═══ Source records
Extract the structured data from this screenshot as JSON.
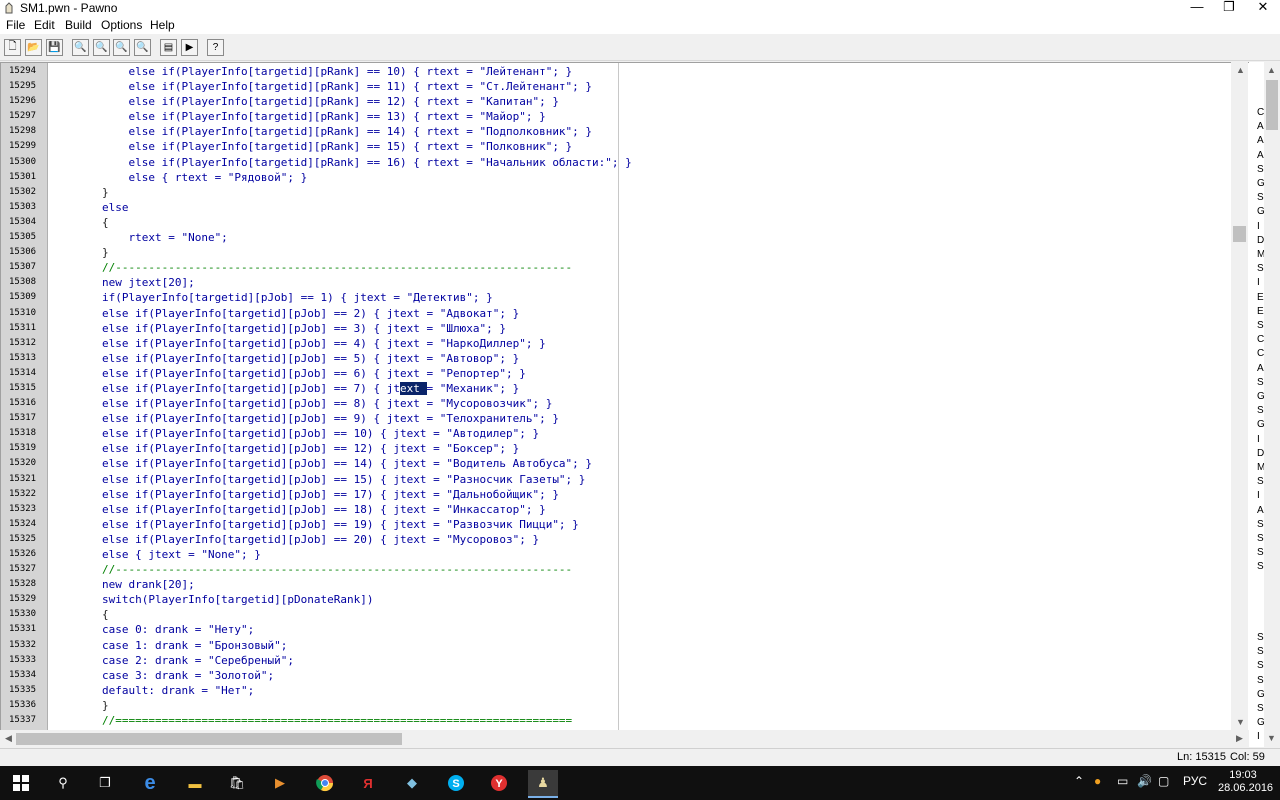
{
  "window": {
    "title": "SM1.pwn - Pawno"
  },
  "menu": [
    "File",
    "Edit",
    "Build",
    "Options",
    "Help"
  ],
  "toolbar": {
    "buttons": [
      {
        "name": "new-file-button",
        "glyph": "🗋"
      },
      {
        "name": "open-file-button",
        "glyph": "📂"
      },
      {
        "name": "save-file-button",
        "glyph": "💾"
      },
      {
        "name": "find-button",
        "glyph": "🔍"
      },
      {
        "name": "find-next-button",
        "glyph": "🔍"
      },
      {
        "name": "replace-button",
        "glyph": "🔍"
      },
      {
        "name": "replace-all-button",
        "glyph": "🔍"
      },
      {
        "name": "function-list-button",
        "glyph": "▤"
      },
      {
        "name": "compile-button",
        "glyph": "▶"
      },
      {
        "name": "help-button",
        "glyph": "?"
      }
    ]
  },
  "editor": {
    "lines": [
      {
        "n": "15294",
        "t": "            else if(PlayerInfo[targetid][pRank] == 10) { rtext = \"Лейтенант\"; }",
        "c": "code"
      },
      {
        "n": "15295",
        "t": "            else if(PlayerInfo[targetid][pRank] == 11) { rtext = \"Ст.Лейтенант\"; }",
        "c": "code"
      },
      {
        "n": "15296",
        "t": "            else if(PlayerInfo[targetid][pRank] == 12) { rtext = \"Капитан\"; }",
        "c": "code"
      },
      {
        "n": "15297",
        "t": "            else if(PlayerInfo[targetid][pRank] == 13) { rtext = \"Майор\"; }",
        "c": "code"
      },
      {
        "n": "15298",
        "t": "            else if(PlayerInfo[targetid][pRank] == 14) { rtext = \"Подполковник\"; }",
        "c": "code"
      },
      {
        "n": "15299",
        "t": "            else if(PlayerInfo[targetid][pRank] == 15) { rtext = \"Полковник\"; }",
        "c": "code"
      },
      {
        "n": "15300",
        "t": "            else if(PlayerInfo[targetid][pRank] == 16) { rtext = \"Начальник области:\"; }",
        "c": "code"
      },
      {
        "n": "15301",
        "t": "            else { rtext = \"Рядовой\"; }",
        "c": "code"
      },
      {
        "n": "15302",
        "t": "        }",
        "c": "code dark"
      },
      {
        "n": "15303",
        "t": "        else",
        "c": "code"
      },
      {
        "n": "15304",
        "t": "        {",
        "c": "code dark"
      },
      {
        "n": "15305",
        "t": "            rtext = \"None\";",
        "c": "code"
      },
      {
        "n": "15306",
        "t": "        }",
        "c": "code dark"
      },
      {
        "n": "15307",
        "t": "        //---------------------------------------------------------------------",
        "c": "code comment"
      },
      {
        "n": "15308",
        "t": "        new jtext[20];",
        "c": "code"
      },
      {
        "n": "15309",
        "t": "        if(PlayerInfo[targetid][pJob] == 1) { jtext = \"Детектив\"; }",
        "c": "code"
      },
      {
        "n": "15310",
        "t": "        else if(PlayerInfo[targetid][pJob] == 2) { jtext = \"Адвокат\"; }",
        "c": "code"
      },
      {
        "n": "15311",
        "t": "        else if(PlayerInfo[targetid][pJob] == 3) { jtext = \"Шлюха\"; }",
        "c": "code"
      },
      {
        "n": "15312",
        "t": "        else if(PlayerInfo[targetid][pJob] == 4) { jtext = \"НаркоДиллер\"; }",
        "c": "code"
      },
      {
        "n": "15313",
        "t": "        else if(PlayerInfo[targetid][pJob] == 5) { jtext = \"Автовор\"; }",
        "c": "code"
      },
      {
        "n": "15314",
        "t": "        else if(PlayerInfo[targetid][pJob] == 6) { jtext = \"Репортер\"; }",
        "c": "code"
      },
      {
        "n": "15315",
        "t": "        else if(PlayerInfo[targetid][pJob] == 7) { jtext = \"Механик\"; }",
        "c": "code",
        "sel": [
          53,
          57
        ]
      },
      {
        "n": "15316",
        "t": "        else if(PlayerInfo[targetid][pJob] == 8) { jtext = \"Мусоровозчик\"; }",
        "c": "code"
      },
      {
        "n": "15317",
        "t": "        else if(PlayerInfo[targetid][pJob] == 9) { jtext = \"Телохранитель\"; }",
        "c": "code"
      },
      {
        "n": "15318",
        "t": "        else if(PlayerInfo[targetid][pJob] == 10) { jtext = \"Автодилер\"; }",
        "c": "code"
      },
      {
        "n": "15319",
        "t": "        else if(PlayerInfo[targetid][pJob] == 12) { jtext = \"Боксер\"; }",
        "c": "code"
      },
      {
        "n": "15320",
        "t": "        else if(PlayerInfo[targetid][pJob] == 14) { jtext = \"Водитель Автобуса\"; }",
        "c": "code"
      },
      {
        "n": "15321",
        "t": "        else if(PlayerInfo[targetid][pJob] == 15) { jtext = \"Разносчик Газеты\"; }",
        "c": "code"
      },
      {
        "n": "15322",
        "t": "        else if(PlayerInfo[targetid][pJob] == 17) { jtext = \"Дальнобойщик\"; }",
        "c": "code"
      },
      {
        "n": "15323",
        "t": "        else if(PlayerInfo[targetid][pJob] == 18) { jtext = \"Инкассатор\"; }",
        "c": "code"
      },
      {
        "n": "15324",
        "t": "        else if(PlayerInfo[targetid][pJob] == 19) { jtext = \"Развозчик Пицци\"; }",
        "c": "code"
      },
      {
        "n": "15325",
        "t": "        else if(PlayerInfo[targetid][pJob] == 20) { jtext = \"Мусоровоз\"; }",
        "c": "code"
      },
      {
        "n": "15326",
        "t": "        else { jtext = \"None\"; }",
        "c": "code"
      },
      {
        "n": "15327",
        "t": "        //---------------------------------------------------------------------",
        "c": "code comment"
      },
      {
        "n": "15328",
        "t": "        new drank[20];",
        "c": "code"
      },
      {
        "n": "15329",
        "t": "        switch(PlayerInfo[targetid][pDonateRank])",
        "c": "code"
      },
      {
        "n": "15330",
        "t": "        {",
        "c": "code dark"
      },
      {
        "n": "15331",
        "t": "        case 0: drank = \"Нету\";",
        "c": "code"
      },
      {
        "n": "15332",
        "t": "        case 1: drank = \"Бронзовый\";",
        "c": "code"
      },
      {
        "n": "15333",
        "t": "        case 2: drank = \"Серебреный\";",
        "c": "code"
      },
      {
        "n": "15334",
        "t": "        case 3: drank = \"Золотой\";",
        "c": "code"
      },
      {
        "n": "15335",
        "t": "        default: drank = \"Нет\";",
        "c": "code"
      },
      {
        "n": "15336",
        "t": "        }",
        "c": "code dark"
      },
      {
        "n": "15337",
        "t": "        //=====================================================================",
        "c": "code comment"
      }
    ]
  },
  "side_panel": {
    "group1": [
      "C",
      "A",
      "A",
      "A",
      "S",
      "G",
      "S",
      "G",
      "I",
      "D",
      "M",
      "S",
      "I",
      "E",
      "E",
      "S",
      "C",
      "C",
      "A",
      "S",
      "G",
      "S",
      "G",
      "I",
      "D",
      "M",
      "S",
      "I",
      "A",
      "S",
      "S",
      "S",
      "S"
    ],
    "group2": [
      "S",
      "S",
      "S",
      "S",
      "G",
      "S",
      "G",
      "I"
    ]
  },
  "status": {
    "position": "Ln: 15315",
    "column": "Col: 59"
  },
  "taskbar": {
    "language": "РУС",
    "time": "19:03",
    "date": "28.06.2016"
  }
}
══════
## Your objective
Restate the full listing verbatim and drop every picture.

## Correct response
Extract the structured data from this screenshot as JSON.
{
  "window": {
    "title": "SM1.pwn - Pawno"
  },
  "menu": [
    "File",
    "Edit",
    "Build",
    "Options",
    "Help"
  ],
  "toolbar": {
    "buttons": [
      {
        "name": "new-file-button",
        "glyph": "🗋"
      },
      {
        "name": "open-file-button",
        "glyph": "📂"
      },
      {
        "name": "save-file-button",
        "glyph": "💾"
      },
      {
        "name": "find-button",
        "glyph": "🔍"
      },
      {
        "name": "find-next-button",
        "glyph": "🔍"
      },
      {
        "name": "replace-button",
        "glyph": "🔍"
      },
      {
        "name": "replace-all-button",
        "glyph": "🔍"
      },
      {
        "name": "function-list-button",
        "glyph": "▤"
      },
      {
        "name": "compile-button",
        "glyph": "▶"
      },
      {
        "name": "help-button",
        "glyph": "?"
      }
    ]
  },
  "editor": {
    "lines": [
      {
        "n": "15294",
        "t": "            else if(PlayerInfo[targetid][pRank] == 10) { rtext = \"Лейтенант\"; }",
        "c": "code"
      },
      {
        "n": "15295",
        "t": "            else if(PlayerInfo[targetid][pRank] == 11) { rtext = \"Ст.Лейтенант\"; }",
        "c": "code"
      },
      {
        "n": "15296",
        "t": "            else if(PlayerInfo[targetid][pRank] == 12) { rtext = \"Капитан\"; }",
        "c": "code"
      },
      {
        "n": "15297",
        "t": "            else if(PlayerInfo[targetid][pRank] == 13) { rtext = \"Майор\"; }",
        "c": "code"
      },
      {
        "n": "15298",
        "t": "            else if(PlayerInfo[targetid][pRank] == 14) { rtext = \"Подполковник\"; }",
        "c": "code"
      },
      {
        "n": "15299",
        "t": "            else if(PlayerInfo[targetid][pRank] == 15) { rtext = \"Полковник\"; }",
        "c": "code"
      },
      {
        "n": "15300",
        "t": "            else if(PlayerInfo[targetid][pRank] == 16) { rtext = \"Начальник области:\"; }",
        "c": "code"
      },
      {
        "n": "15301",
        "t": "            else { rtext = \"Рядовой\"; }",
        "c": "code"
      },
      {
        "n": "15302",
        "t": "        }",
        "c": "code dark"
      },
      {
        "n": "15303",
        "t": "        else",
        "c": "code"
      },
      {
        "n": "15304",
        "t": "        {",
        "c": "code dark"
      },
      {
        "n": "15305",
        "t": "            rtext = \"None\";",
        "c": "code"
      },
      {
        "n": "15306",
        "t": "        }",
        "c": "code dark"
      },
      {
        "n": "15307",
        "t": "        //---------------------------------------------------------------------",
        "c": "code comment"
      },
      {
        "n": "15308",
        "t": "        new jtext[20];",
        "c": "code"
      },
      {
        "n": "15309",
        "t": "        if(PlayerInfo[targetid][pJob] == 1) { jtext = \"Детектив\"; }",
        "c": "code"
      },
      {
        "n": "15310",
        "t": "        else if(PlayerInfo[targetid][pJob] == 2) { jtext = \"Адвокат\"; }",
        "c": "code"
      },
      {
        "n": "15311",
        "t": "        else if(PlayerInfo[targetid][pJob] == 3) { jtext = \"Шлюха\"; }",
        "c": "code"
      },
      {
        "n": "15312",
        "t": "        else if(PlayerInfo[targetid][pJob] == 4) { jtext = \"НаркоДиллер\"; }",
        "c": "code"
      },
      {
        "n": "15313",
        "t": "        else if(PlayerInfo[targetid][pJob] == 5) { jtext = \"Автовор\"; }",
        "c": "code"
      },
      {
        "n": "15314",
        "t": "        else if(PlayerInfo[targetid][pJob] == 6) { jtext = \"Репортер\"; }",
        "c": "code"
      },
      {
        "n": "15315",
        "t": "        else if(PlayerInfo[targetid][pJob] == 7) { jtext = \"Механик\"; }",
        "c": "code",
        "sel": [
          53,
          57
        ]
      },
      {
        "n": "15316",
        "t": "        else if(PlayerInfo[targetid][pJob] == 8) { jtext = \"Мусоровозчик\"; }",
        "c": "code"
      },
      {
        "n": "15317",
        "t": "        else if(PlayerInfo[targetid][pJob] == 9) { jtext = \"Телохранитель\"; }",
        "c": "code"
      },
      {
        "n": "15318",
        "t": "        else if(PlayerInfo[targetid][pJob] == 10) { jtext = \"Автодилер\"; }",
        "c": "code"
      },
      {
        "n": "15319",
        "t": "        else if(PlayerInfo[targetid][pJob] == 12) { jtext = \"Боксер\"; }",
        "c": "code"
      },
      {
        "n": "15320",
        "t": "        else if(PlayerInfo[targetid][pJob] == 14) { jtext = \"Водитель Автобуса\"; }",
        "c": "code"
      },
      {
        "n": "15321",
        "t": "        else if(PlayerInfo[targetid][pJob] == 15) { jtext = \"Разносчик Газеты\"; }",
        "c": "code"
      },
      {
        "n": "15322",
        "t": "        else if(PlayerInfo[targetid][pJob] == 17) { jtext = \"Дальнобойщик\"; }",
        "c": "code"
      },
      {
        "n": "15323",
        "t": "        else if(PlayerInfo[targetid][pJob] == 18) { jtext = \"Инкассатор\"; }",
        "c": "code"
      },
      {
        "n": "15324",
        "t": "        else if(PlayerInfo[targetid][pJob] == 19) { jtext = \"Развозчик Пицци\"; }",
        "c": "code"
      },
      {
        "n": "15325",
        "t": "        else if(PlayerInfo[targetid][pJob] == 20) { jtext = \"Мусоровоз\"; }",
        "c": "code"
      },
      {
        "n": "15326",
        "t": "        else { jtext = \"None\"; }",
        "c": "code"
      },
      {
        "n": "15327",
        "t": "        //---------------------------------------------------------------------",
        "c": "code comment"
      },
      {
        "n": "15328",
        "t": "        new drank[20];",
        "c": "code"
      },
      {
        "n": "15329",
        "t": "        switch(PlayerInfo[targetid][pDonateRank])",
        "c": "code"
      },
      {
        "n": "15330",
        "t": "        {",
        "c": "code dark"
      },
      {
        "n": "15331",
        "t": "        case 0: drank = \"Нету\";",
        "c": "code"
      },
      {
        "n": "15332",
        "t": "        case 1: drank = \"Бронзовый\";",
        "c": "code"
      },
      {
        "n": "15333",
        "t": "        case 2: drank = \"Серебреный\";",
        "c": "code"
      },
      {
        "n": "15334",
        "t": "        case 3: drank = \"Золотой\";",
        "c": "code"
      },
      {
        "n": "15335",
        "t": "        default: drank = \"Нет\";",
        "c": "code"
      },
      {
        "n": "15336",
        "t": "        }",
        "c": "code dark"
      },
      {
        "n": "15337",
        "t": "        //=====================================================================",
        "c": "code comment"
      }
    ]
  },
  "side_panel": {
    "group1": [
      "C",
      "A",
      "A",
      "A",
      "S",
      "G",
      "S",
      "G",
      "I",
      "D",
      "M",
      "S",
      "I",
      "E",
      "E",
      "S",
      "C",
      "C",
      "A",
      "S",
      "G",
      "S",
      "G",
      "I",
      "D",
      "M",
      "S",
      "I",
      "A",
      "S",
      "S",
      "S",
      "S"
    ],
    "group2": [
      "S",
      "S",
      "S",
      "S",
      "G",
      "S",
      "G",
      "I"
    ]
  },
  "status": {
    "position": "Ln: 15315",
    "column": "Col: 59"
  },
  "taskbar": {
    "language": "РУС",
    "time": "19:03",
    "date": "28.06.2016"
  }
}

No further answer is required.